(Excerpt from a dataset)
◆ ◆ ◆

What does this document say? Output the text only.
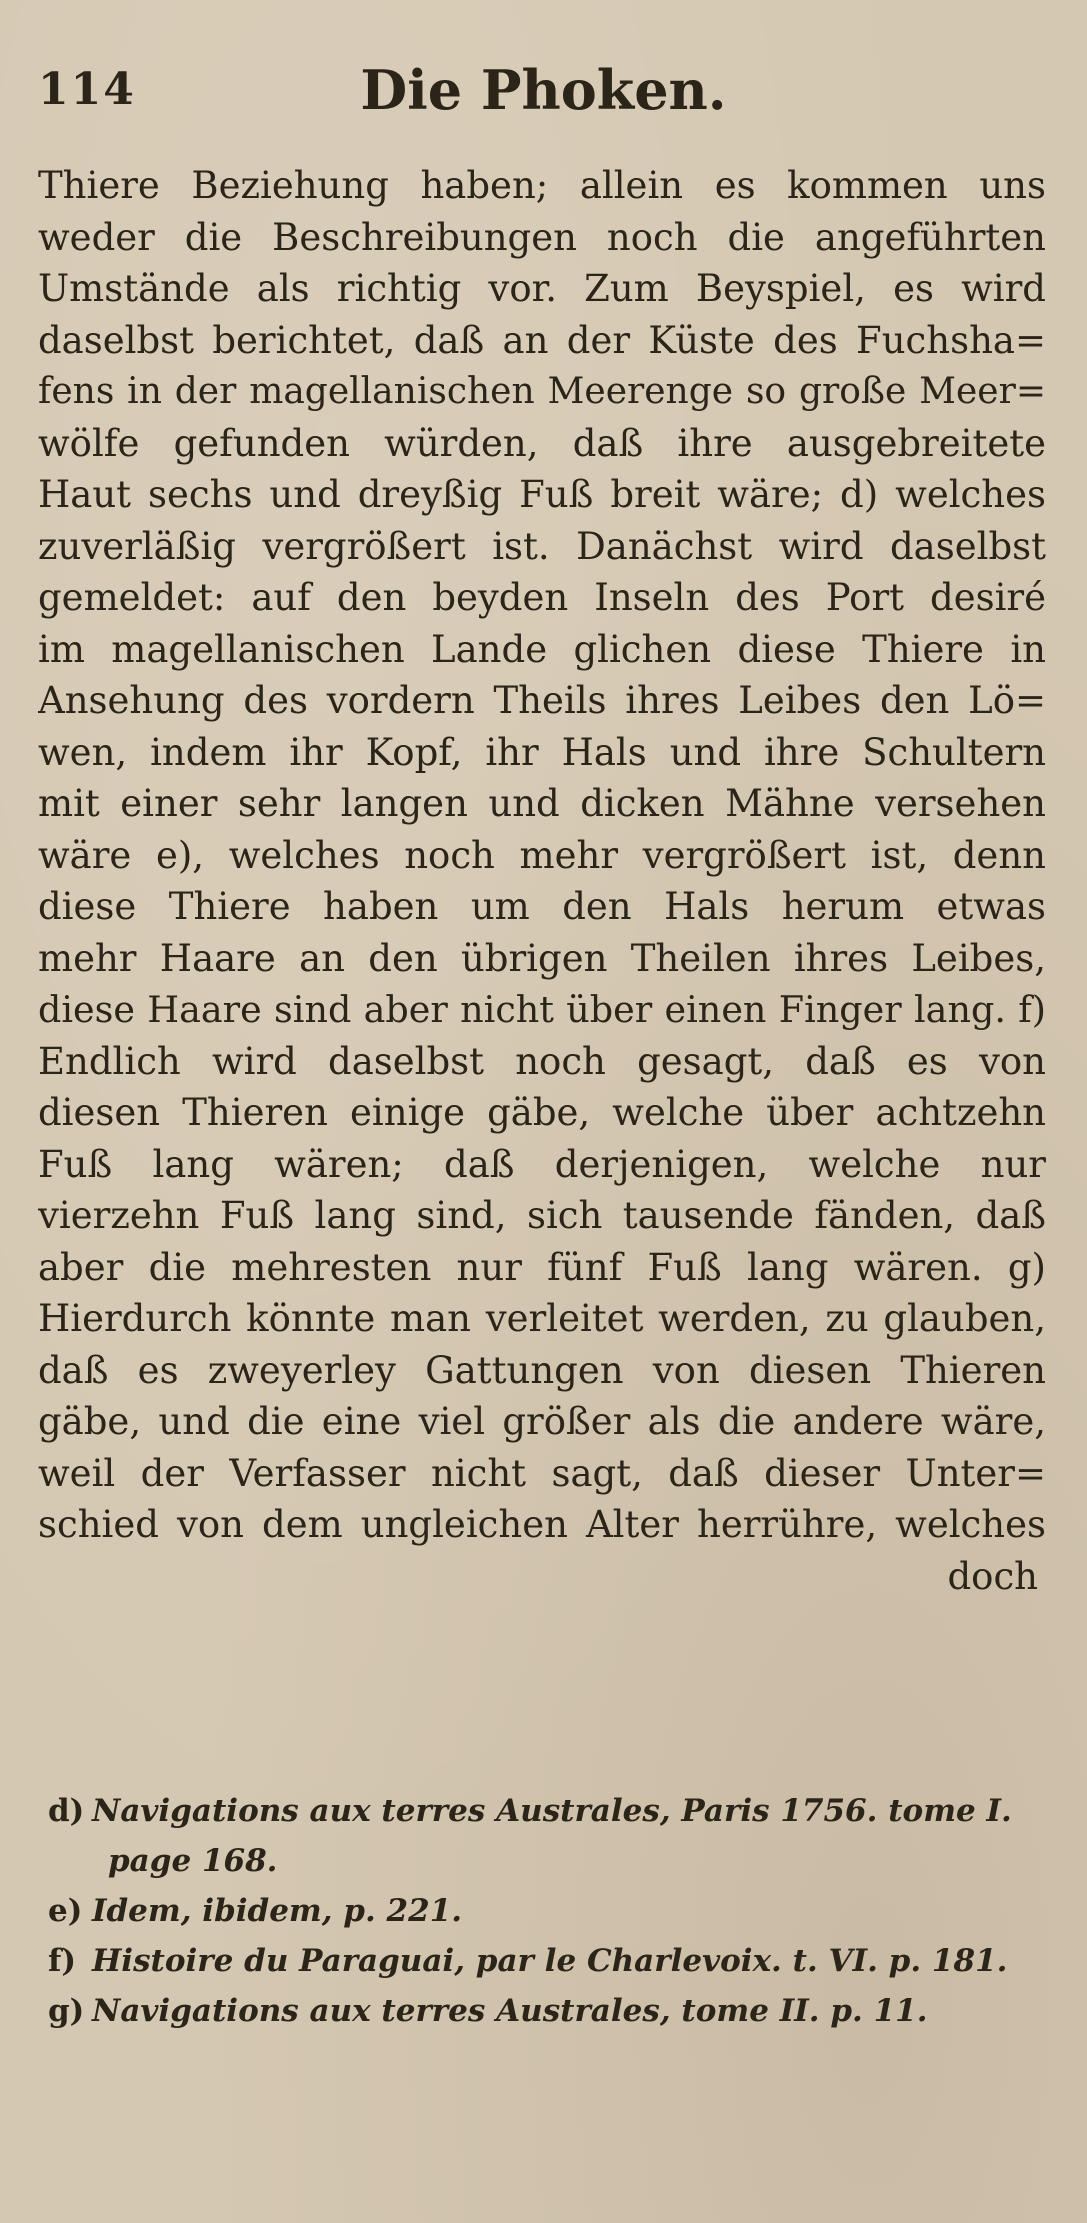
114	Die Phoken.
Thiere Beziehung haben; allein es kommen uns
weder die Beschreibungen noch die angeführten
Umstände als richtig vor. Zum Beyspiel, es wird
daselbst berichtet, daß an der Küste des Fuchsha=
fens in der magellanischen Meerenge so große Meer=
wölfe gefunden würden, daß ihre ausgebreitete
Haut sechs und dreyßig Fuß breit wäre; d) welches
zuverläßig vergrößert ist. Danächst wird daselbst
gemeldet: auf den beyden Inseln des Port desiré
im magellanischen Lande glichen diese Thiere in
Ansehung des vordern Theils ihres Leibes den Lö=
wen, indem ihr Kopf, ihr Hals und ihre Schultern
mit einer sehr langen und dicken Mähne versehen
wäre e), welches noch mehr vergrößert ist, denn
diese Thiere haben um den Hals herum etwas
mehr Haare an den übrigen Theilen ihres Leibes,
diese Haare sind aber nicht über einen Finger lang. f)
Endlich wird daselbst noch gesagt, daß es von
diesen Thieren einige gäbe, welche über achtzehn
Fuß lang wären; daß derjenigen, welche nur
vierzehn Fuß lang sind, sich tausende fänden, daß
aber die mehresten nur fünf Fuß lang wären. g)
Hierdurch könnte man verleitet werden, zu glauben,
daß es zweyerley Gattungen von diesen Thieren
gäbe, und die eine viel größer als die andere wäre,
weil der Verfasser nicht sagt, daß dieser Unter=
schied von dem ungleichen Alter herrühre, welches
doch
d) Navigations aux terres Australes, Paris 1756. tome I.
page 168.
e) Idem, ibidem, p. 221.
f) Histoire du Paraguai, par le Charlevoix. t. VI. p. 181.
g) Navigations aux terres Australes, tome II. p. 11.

◆ ◆ ◆

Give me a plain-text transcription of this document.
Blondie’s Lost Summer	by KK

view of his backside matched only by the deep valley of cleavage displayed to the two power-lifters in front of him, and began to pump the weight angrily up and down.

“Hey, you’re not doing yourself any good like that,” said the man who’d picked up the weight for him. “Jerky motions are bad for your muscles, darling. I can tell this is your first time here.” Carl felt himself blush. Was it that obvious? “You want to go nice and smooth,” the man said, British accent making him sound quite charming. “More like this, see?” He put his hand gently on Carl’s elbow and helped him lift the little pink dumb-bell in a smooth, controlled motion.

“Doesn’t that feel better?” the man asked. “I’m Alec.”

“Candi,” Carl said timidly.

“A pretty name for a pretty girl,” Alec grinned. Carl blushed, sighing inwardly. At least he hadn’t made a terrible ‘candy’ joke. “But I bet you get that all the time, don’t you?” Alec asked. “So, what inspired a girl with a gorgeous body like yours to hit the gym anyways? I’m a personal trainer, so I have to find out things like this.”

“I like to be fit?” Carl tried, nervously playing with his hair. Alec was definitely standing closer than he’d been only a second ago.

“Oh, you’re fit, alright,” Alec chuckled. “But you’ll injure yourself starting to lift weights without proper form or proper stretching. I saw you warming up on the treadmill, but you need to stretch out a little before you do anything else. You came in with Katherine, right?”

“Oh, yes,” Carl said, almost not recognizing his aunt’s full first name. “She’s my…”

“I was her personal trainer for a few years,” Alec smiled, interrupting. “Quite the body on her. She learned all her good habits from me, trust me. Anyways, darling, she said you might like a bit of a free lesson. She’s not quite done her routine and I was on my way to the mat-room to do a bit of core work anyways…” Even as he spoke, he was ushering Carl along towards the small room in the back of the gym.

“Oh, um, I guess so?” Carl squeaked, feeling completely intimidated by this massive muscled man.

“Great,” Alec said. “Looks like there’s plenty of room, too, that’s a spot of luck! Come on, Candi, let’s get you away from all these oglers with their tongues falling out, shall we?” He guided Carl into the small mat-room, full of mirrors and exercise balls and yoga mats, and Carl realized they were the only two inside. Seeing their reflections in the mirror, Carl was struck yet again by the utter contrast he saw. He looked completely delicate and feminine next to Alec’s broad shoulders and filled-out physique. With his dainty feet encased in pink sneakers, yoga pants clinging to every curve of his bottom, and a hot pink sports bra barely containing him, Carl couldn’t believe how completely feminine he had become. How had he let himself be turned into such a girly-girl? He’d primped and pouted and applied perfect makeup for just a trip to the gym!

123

◆ ◆ ◆

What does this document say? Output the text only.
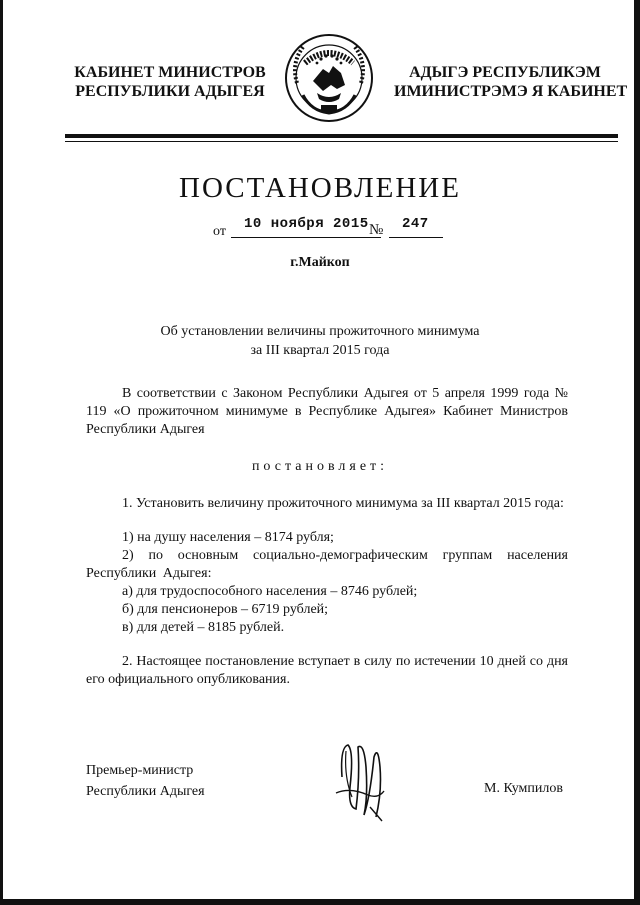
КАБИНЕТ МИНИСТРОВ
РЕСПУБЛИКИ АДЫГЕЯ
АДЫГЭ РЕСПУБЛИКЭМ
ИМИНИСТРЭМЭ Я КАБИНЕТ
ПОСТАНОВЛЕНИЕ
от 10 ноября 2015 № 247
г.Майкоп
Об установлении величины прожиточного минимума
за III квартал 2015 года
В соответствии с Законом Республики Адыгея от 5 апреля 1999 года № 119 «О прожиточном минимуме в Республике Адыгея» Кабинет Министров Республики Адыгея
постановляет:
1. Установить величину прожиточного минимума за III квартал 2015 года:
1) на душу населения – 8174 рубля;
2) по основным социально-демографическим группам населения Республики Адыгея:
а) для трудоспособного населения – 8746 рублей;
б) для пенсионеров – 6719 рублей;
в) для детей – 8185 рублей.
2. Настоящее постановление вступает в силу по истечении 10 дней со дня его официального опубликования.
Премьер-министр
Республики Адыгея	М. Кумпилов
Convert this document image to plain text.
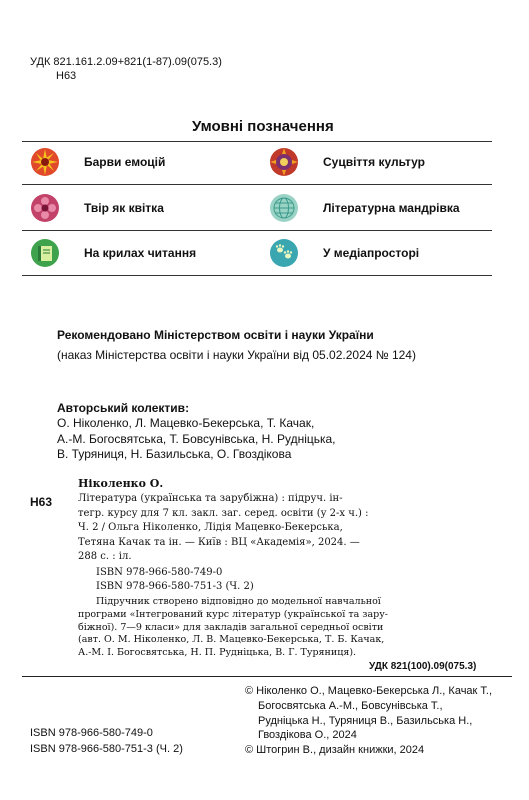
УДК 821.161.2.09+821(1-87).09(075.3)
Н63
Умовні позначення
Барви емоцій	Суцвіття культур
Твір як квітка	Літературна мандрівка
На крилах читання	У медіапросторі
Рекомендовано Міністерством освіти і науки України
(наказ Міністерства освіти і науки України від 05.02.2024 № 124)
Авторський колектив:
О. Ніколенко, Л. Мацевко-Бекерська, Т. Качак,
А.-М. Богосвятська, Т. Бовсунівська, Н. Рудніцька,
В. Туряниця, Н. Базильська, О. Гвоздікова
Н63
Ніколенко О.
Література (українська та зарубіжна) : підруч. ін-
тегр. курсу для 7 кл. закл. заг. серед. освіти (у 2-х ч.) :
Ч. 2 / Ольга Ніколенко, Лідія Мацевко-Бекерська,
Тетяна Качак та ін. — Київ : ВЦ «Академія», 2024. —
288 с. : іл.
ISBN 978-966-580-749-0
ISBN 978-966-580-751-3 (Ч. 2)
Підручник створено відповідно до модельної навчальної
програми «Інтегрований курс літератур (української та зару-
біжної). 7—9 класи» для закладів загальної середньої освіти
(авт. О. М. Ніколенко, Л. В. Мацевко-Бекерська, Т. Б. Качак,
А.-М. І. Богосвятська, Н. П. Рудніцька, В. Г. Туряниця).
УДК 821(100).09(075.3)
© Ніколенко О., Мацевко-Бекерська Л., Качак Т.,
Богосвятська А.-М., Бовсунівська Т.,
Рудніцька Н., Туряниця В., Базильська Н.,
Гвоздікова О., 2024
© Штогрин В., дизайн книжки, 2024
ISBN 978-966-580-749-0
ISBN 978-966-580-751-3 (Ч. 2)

◆ ◆ ◆

## OBJECTIVE
Whenever "прожиточного" turns up in a line, pick that line out.

## SOLVED EXERCISE
Об установлении величины прожиточного минимума
1. Установить величину прожиточного минимума за III квартал 2015 года:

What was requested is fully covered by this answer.